* **Written exercise**: Single out the lines that include the word "this". Copy them.

* **Entries with figure data**:
:::
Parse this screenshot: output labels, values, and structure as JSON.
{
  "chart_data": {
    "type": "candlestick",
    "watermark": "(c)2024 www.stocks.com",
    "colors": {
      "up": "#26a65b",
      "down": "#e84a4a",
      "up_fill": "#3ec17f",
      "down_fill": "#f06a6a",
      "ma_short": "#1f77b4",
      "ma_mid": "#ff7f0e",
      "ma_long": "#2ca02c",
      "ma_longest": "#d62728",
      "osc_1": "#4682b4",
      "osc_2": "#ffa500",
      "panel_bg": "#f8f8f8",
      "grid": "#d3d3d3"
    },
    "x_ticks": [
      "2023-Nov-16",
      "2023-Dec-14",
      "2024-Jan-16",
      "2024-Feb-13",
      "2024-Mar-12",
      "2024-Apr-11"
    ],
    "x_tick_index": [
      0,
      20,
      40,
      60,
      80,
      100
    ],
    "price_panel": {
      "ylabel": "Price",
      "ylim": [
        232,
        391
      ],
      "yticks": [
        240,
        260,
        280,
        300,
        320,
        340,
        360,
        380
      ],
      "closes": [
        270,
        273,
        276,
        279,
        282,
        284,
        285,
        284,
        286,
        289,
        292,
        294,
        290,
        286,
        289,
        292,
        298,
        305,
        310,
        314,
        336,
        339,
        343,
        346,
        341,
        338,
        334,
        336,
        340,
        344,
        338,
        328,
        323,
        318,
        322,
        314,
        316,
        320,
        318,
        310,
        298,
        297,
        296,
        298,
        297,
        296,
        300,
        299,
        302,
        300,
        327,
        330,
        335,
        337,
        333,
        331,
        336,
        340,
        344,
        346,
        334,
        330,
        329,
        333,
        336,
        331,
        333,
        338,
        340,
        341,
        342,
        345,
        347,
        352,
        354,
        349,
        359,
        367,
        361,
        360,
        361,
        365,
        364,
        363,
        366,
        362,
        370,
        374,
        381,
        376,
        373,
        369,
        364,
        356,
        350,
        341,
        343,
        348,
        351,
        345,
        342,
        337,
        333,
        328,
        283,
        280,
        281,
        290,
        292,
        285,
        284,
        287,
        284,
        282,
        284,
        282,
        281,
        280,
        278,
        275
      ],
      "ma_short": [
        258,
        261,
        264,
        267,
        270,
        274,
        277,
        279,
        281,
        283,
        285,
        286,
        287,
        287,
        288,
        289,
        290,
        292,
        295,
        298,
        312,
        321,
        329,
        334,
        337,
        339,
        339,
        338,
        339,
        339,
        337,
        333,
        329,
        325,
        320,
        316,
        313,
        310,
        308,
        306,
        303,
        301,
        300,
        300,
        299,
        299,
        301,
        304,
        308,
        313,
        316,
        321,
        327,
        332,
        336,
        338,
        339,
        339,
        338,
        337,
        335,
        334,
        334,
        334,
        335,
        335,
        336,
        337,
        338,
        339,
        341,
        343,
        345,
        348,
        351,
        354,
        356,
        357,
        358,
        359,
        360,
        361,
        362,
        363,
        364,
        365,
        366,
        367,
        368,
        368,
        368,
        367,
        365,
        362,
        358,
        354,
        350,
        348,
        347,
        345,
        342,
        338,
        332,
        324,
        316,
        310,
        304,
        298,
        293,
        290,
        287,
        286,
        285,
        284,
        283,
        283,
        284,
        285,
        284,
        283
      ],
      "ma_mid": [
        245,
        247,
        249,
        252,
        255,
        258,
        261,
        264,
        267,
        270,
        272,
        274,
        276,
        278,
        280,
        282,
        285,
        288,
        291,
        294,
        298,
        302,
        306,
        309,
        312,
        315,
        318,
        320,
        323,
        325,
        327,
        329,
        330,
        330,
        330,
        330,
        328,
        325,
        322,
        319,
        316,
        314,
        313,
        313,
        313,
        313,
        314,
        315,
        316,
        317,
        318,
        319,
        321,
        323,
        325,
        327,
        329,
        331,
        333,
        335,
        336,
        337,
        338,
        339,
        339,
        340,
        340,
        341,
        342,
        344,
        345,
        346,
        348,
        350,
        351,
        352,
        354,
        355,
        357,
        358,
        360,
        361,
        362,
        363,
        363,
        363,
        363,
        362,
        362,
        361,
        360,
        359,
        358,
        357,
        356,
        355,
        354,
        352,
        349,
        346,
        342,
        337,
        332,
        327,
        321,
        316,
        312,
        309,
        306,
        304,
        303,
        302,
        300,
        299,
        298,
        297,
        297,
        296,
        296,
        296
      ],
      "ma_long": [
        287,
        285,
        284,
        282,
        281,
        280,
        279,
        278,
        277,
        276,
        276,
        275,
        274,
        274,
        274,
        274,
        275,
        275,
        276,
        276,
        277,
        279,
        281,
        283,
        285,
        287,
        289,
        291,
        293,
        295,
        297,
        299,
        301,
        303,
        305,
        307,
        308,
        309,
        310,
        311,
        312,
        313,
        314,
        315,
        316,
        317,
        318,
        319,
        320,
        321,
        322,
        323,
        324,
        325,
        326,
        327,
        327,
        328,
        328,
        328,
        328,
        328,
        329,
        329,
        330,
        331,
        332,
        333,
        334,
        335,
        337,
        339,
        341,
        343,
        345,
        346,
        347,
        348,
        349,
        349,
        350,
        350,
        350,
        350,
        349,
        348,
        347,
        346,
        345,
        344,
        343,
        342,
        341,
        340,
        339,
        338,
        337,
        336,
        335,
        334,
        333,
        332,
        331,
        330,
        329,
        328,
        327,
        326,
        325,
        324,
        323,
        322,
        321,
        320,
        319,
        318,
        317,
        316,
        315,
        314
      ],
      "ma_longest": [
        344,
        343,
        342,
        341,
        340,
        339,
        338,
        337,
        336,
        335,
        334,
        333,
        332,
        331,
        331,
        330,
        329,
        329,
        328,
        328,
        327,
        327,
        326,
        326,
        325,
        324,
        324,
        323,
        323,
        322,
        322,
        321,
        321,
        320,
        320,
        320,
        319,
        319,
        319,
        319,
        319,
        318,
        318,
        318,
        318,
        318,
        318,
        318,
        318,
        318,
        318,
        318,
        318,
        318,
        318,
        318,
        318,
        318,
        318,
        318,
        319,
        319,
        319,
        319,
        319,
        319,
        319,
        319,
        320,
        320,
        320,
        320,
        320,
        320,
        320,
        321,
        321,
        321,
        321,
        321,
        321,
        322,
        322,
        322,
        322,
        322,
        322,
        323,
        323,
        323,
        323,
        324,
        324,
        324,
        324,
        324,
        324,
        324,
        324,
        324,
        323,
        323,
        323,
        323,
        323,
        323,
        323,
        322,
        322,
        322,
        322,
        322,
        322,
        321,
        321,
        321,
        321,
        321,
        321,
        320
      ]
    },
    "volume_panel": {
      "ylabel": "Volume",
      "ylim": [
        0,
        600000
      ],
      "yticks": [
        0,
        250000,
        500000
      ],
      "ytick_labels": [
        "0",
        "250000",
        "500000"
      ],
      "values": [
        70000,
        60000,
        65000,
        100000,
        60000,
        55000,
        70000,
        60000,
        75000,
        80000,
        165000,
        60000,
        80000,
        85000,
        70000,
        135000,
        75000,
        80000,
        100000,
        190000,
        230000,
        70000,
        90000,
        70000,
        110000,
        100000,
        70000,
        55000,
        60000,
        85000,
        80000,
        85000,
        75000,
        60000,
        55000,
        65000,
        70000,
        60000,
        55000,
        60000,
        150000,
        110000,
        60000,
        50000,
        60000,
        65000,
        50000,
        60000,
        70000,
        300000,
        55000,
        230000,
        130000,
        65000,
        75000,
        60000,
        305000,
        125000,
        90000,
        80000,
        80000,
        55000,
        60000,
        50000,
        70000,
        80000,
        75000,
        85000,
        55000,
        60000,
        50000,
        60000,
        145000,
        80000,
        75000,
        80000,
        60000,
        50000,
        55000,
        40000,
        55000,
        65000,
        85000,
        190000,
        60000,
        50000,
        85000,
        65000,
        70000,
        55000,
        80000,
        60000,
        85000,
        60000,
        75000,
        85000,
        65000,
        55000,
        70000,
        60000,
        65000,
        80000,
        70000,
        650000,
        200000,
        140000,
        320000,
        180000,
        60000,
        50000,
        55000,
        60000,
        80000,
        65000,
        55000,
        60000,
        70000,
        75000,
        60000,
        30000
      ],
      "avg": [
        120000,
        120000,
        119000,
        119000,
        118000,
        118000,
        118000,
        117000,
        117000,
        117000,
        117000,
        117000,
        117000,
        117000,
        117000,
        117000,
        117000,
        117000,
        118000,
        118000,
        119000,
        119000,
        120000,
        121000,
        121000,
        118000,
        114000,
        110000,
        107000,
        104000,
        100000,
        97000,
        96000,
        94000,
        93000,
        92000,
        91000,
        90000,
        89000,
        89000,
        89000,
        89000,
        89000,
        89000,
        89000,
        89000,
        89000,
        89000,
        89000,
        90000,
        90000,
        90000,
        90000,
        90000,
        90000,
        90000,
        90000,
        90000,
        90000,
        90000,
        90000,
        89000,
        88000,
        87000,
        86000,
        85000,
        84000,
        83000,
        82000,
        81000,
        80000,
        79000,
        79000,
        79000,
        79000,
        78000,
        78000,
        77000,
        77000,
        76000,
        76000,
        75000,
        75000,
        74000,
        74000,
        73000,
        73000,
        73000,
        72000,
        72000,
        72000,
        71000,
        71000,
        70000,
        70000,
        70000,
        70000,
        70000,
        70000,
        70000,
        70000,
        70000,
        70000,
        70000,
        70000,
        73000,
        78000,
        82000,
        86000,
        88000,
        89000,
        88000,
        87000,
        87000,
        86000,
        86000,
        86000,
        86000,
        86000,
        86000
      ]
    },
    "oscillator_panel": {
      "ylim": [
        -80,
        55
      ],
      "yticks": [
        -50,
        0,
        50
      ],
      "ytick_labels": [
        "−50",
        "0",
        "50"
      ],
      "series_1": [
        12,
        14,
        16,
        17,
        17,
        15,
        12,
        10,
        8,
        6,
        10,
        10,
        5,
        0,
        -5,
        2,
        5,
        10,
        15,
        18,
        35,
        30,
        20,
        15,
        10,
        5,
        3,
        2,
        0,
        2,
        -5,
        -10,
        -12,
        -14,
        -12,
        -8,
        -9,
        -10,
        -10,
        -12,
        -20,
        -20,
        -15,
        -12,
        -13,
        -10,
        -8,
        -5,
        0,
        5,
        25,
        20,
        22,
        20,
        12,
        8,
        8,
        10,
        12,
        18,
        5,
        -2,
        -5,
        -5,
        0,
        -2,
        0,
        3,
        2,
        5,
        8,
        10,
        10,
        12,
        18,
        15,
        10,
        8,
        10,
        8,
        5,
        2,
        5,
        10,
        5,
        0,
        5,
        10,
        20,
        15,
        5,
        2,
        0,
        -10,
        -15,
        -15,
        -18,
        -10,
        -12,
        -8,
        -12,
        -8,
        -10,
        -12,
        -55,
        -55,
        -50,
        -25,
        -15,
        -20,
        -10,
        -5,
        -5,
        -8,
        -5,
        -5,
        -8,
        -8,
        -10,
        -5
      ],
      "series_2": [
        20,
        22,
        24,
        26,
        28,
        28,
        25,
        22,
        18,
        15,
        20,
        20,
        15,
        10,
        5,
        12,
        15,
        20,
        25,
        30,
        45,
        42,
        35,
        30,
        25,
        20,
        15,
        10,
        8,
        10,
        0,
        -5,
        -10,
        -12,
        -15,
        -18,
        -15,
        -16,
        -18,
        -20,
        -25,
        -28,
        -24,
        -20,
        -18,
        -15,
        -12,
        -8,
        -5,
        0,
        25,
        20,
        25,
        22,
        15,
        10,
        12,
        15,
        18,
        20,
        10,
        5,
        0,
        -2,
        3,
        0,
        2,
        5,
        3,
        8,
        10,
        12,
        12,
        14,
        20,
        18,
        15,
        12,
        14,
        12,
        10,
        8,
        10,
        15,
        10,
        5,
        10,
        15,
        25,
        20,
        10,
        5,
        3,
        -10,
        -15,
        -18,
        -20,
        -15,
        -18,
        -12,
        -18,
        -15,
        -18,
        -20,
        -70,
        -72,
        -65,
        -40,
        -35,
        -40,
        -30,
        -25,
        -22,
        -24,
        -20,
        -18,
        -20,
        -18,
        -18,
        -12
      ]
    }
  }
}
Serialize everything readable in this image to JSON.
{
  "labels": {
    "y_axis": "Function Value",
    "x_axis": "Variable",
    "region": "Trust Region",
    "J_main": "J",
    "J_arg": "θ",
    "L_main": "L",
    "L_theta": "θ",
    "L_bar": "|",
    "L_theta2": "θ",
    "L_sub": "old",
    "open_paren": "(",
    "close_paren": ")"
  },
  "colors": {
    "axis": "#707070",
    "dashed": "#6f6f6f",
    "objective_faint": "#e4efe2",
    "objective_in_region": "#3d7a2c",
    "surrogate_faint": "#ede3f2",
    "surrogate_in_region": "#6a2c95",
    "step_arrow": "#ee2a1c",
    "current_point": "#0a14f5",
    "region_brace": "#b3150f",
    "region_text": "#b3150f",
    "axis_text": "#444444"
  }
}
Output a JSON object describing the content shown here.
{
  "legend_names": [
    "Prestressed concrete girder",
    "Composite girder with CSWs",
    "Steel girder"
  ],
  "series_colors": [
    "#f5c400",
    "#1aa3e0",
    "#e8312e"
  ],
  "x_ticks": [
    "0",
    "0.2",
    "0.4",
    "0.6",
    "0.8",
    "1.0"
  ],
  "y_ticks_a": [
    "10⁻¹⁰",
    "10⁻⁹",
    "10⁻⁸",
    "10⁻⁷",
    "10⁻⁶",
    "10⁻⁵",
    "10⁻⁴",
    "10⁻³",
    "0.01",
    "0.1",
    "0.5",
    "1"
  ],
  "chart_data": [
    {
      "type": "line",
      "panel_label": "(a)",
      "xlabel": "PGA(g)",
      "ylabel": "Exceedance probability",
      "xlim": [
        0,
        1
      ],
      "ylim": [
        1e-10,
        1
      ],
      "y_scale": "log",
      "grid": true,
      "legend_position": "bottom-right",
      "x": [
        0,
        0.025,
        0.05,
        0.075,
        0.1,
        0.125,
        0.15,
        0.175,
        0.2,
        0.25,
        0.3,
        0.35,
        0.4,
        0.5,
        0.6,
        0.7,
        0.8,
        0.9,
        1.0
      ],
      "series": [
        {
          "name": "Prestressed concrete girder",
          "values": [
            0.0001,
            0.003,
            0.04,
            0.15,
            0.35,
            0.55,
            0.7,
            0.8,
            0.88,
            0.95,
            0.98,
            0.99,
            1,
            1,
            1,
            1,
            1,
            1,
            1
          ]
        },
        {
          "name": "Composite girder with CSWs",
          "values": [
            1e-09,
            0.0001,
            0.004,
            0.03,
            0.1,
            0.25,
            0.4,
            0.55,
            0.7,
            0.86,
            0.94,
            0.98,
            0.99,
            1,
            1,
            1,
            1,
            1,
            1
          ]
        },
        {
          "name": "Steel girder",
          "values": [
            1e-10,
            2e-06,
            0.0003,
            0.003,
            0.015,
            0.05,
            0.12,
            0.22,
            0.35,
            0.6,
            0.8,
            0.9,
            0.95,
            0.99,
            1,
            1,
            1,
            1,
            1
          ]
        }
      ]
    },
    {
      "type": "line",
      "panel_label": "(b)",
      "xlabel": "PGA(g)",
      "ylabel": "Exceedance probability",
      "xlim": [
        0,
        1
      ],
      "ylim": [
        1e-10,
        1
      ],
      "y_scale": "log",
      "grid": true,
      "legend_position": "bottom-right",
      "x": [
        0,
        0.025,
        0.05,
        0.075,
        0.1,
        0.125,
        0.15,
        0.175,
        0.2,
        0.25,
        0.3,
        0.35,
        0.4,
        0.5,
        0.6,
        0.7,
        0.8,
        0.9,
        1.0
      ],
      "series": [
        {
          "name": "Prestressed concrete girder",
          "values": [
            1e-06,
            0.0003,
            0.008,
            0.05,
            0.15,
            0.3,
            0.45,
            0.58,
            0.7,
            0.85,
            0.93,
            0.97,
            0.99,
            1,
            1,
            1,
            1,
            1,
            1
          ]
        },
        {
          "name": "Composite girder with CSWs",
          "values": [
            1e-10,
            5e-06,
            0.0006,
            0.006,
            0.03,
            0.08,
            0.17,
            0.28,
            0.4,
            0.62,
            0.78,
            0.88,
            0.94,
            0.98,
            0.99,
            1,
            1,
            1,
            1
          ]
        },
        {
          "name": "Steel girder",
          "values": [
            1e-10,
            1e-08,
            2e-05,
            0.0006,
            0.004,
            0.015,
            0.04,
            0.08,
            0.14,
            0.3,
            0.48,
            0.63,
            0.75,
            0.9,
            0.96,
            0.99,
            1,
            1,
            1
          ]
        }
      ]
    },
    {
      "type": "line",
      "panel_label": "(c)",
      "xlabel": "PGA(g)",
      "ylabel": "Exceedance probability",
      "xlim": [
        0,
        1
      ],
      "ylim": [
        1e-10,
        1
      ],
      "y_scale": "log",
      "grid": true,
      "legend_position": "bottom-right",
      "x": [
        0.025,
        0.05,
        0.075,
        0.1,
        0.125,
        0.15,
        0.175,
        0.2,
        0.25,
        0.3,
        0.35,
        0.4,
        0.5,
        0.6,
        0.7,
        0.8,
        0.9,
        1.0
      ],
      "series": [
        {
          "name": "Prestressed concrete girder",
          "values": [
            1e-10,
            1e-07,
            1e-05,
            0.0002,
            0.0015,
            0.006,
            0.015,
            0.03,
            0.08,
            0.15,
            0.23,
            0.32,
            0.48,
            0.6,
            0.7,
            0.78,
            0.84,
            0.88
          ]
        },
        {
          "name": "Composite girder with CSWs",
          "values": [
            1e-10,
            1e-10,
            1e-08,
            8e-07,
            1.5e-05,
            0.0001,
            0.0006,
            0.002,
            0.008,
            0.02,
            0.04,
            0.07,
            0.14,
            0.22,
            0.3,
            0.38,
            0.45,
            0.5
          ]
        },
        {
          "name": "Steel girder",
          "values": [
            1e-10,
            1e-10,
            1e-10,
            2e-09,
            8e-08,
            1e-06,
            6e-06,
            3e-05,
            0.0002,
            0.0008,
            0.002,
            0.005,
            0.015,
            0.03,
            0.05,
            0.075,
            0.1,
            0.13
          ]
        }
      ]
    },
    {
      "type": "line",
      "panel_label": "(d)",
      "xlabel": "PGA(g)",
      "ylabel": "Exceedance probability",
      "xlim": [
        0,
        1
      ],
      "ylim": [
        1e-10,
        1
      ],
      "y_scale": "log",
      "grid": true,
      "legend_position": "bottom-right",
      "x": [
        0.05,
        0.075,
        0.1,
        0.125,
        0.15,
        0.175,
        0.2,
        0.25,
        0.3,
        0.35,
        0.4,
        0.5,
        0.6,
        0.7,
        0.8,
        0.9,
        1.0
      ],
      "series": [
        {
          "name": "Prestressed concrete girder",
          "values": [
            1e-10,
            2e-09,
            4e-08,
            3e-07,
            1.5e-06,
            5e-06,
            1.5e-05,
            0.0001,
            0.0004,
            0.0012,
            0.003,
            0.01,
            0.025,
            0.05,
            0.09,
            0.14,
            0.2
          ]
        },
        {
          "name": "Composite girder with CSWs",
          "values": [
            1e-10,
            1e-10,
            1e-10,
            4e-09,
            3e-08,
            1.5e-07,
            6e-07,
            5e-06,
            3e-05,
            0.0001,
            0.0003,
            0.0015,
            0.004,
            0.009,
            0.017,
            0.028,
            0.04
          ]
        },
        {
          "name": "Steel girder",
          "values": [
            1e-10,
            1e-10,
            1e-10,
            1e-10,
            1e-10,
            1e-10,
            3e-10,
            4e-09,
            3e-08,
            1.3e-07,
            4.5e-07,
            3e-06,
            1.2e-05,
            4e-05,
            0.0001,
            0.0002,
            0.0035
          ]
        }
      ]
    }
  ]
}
:::
* **Solved exercise**:
Parse this screenshot: output labels, values, and structure as JSON.
Serialize everything readable in this image to JSON.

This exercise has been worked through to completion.